#### WHAT YOU NEED TO DO:
Find how many lines in the data below include the word "Jones", then write only that number.

#### DATA IN THIS EXERCISE:
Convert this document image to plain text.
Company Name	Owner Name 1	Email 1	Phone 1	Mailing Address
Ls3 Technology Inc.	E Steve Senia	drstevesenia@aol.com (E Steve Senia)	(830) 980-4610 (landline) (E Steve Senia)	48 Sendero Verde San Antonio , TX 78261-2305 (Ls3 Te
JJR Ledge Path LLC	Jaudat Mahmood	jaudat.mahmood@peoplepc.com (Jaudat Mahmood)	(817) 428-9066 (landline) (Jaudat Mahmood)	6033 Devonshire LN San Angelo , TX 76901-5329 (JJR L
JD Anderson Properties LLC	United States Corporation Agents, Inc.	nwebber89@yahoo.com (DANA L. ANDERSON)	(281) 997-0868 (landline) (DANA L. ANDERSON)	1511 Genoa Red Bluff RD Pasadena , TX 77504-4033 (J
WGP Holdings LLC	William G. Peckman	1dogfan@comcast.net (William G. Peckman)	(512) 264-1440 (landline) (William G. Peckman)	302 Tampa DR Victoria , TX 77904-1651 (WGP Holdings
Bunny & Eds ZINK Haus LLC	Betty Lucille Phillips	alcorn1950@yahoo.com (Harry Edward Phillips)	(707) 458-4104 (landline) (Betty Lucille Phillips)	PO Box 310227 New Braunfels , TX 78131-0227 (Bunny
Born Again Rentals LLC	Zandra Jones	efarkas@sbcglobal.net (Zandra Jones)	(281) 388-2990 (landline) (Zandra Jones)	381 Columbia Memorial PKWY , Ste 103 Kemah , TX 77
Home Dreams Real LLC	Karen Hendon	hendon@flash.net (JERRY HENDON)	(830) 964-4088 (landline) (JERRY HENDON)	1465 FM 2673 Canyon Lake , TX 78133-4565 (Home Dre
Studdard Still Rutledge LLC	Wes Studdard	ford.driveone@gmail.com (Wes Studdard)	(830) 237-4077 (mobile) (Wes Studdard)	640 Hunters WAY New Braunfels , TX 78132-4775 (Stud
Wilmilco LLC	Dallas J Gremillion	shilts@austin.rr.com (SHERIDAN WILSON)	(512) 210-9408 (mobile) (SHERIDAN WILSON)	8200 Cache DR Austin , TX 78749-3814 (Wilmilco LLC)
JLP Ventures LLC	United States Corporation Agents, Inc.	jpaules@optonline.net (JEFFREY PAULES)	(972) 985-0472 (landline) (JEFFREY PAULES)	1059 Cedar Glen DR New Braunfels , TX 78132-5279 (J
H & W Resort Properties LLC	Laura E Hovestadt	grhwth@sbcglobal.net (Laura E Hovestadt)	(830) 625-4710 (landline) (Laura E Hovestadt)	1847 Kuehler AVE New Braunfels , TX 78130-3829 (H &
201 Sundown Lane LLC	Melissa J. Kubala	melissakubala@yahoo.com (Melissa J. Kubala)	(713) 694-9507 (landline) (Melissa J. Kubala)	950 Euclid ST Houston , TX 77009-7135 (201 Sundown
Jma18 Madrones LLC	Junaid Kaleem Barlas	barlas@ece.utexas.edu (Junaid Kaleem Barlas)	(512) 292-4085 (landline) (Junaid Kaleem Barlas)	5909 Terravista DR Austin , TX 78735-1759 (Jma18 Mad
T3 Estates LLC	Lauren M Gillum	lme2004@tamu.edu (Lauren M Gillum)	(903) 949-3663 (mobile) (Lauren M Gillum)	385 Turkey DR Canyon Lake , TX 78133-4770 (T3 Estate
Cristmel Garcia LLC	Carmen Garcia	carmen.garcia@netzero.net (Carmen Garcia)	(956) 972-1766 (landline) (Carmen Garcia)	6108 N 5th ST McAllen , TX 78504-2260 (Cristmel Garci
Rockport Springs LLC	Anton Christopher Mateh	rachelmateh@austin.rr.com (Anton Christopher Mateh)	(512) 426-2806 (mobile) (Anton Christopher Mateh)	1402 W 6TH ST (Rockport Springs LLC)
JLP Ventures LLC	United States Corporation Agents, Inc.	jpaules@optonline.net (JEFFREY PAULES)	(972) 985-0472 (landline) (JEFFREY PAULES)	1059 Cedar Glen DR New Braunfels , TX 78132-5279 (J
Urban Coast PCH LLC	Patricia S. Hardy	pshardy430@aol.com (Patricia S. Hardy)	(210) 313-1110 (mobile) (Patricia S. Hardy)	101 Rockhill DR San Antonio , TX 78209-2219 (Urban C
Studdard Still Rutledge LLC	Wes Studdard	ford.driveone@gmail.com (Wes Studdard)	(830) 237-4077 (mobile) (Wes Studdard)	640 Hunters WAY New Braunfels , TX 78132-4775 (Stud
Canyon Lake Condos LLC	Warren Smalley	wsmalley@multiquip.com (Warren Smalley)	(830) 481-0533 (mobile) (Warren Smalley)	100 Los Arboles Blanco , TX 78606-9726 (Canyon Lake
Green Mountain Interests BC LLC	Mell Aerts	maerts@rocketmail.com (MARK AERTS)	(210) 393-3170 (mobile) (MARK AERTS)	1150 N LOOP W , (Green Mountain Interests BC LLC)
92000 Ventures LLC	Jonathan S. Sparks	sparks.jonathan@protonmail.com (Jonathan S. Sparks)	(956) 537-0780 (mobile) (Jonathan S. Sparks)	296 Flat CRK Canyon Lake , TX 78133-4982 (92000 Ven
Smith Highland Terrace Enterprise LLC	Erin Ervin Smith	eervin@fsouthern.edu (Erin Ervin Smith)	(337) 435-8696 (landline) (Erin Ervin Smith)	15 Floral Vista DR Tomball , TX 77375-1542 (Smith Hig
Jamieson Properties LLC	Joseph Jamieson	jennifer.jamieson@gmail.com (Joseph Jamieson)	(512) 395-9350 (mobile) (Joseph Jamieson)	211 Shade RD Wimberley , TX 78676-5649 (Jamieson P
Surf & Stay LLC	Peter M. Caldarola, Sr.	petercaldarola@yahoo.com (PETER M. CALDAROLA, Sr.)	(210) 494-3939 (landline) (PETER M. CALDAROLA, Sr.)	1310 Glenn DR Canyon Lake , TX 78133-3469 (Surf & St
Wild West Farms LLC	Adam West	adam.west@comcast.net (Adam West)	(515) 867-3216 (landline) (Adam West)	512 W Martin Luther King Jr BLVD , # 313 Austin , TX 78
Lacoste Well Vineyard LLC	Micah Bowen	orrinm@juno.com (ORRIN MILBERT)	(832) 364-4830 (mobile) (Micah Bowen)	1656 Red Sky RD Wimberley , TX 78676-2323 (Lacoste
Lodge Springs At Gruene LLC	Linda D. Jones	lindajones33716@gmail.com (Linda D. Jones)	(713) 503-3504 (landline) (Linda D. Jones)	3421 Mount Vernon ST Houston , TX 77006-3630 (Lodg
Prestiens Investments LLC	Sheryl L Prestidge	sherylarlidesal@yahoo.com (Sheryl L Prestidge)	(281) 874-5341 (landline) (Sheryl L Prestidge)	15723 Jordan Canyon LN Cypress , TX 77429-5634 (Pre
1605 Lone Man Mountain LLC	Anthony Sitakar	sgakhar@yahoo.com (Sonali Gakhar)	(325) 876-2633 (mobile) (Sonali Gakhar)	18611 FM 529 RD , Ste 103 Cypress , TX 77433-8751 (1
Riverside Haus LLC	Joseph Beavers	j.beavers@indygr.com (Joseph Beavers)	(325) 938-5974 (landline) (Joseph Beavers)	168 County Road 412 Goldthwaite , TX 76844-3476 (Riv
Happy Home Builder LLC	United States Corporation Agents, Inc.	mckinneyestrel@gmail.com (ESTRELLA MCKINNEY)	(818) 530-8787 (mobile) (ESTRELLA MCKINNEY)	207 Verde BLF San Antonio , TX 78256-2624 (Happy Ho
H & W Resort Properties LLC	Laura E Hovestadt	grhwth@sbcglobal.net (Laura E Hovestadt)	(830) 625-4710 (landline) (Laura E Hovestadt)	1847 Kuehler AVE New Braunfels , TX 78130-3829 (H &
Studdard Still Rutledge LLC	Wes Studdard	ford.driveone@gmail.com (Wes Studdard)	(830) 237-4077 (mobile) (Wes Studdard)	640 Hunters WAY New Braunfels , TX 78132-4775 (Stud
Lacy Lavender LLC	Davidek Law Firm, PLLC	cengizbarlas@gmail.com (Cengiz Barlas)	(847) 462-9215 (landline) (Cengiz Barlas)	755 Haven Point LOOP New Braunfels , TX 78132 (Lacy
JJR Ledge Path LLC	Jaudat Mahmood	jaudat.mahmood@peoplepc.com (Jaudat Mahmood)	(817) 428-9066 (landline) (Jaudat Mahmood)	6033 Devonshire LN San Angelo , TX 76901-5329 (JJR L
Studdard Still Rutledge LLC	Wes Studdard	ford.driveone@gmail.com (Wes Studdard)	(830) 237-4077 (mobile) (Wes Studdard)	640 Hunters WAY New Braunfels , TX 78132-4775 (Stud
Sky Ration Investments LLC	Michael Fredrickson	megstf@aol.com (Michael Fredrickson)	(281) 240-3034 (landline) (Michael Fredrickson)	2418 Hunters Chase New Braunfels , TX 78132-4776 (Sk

#### OUTPUT OF THE EXERCISE:
2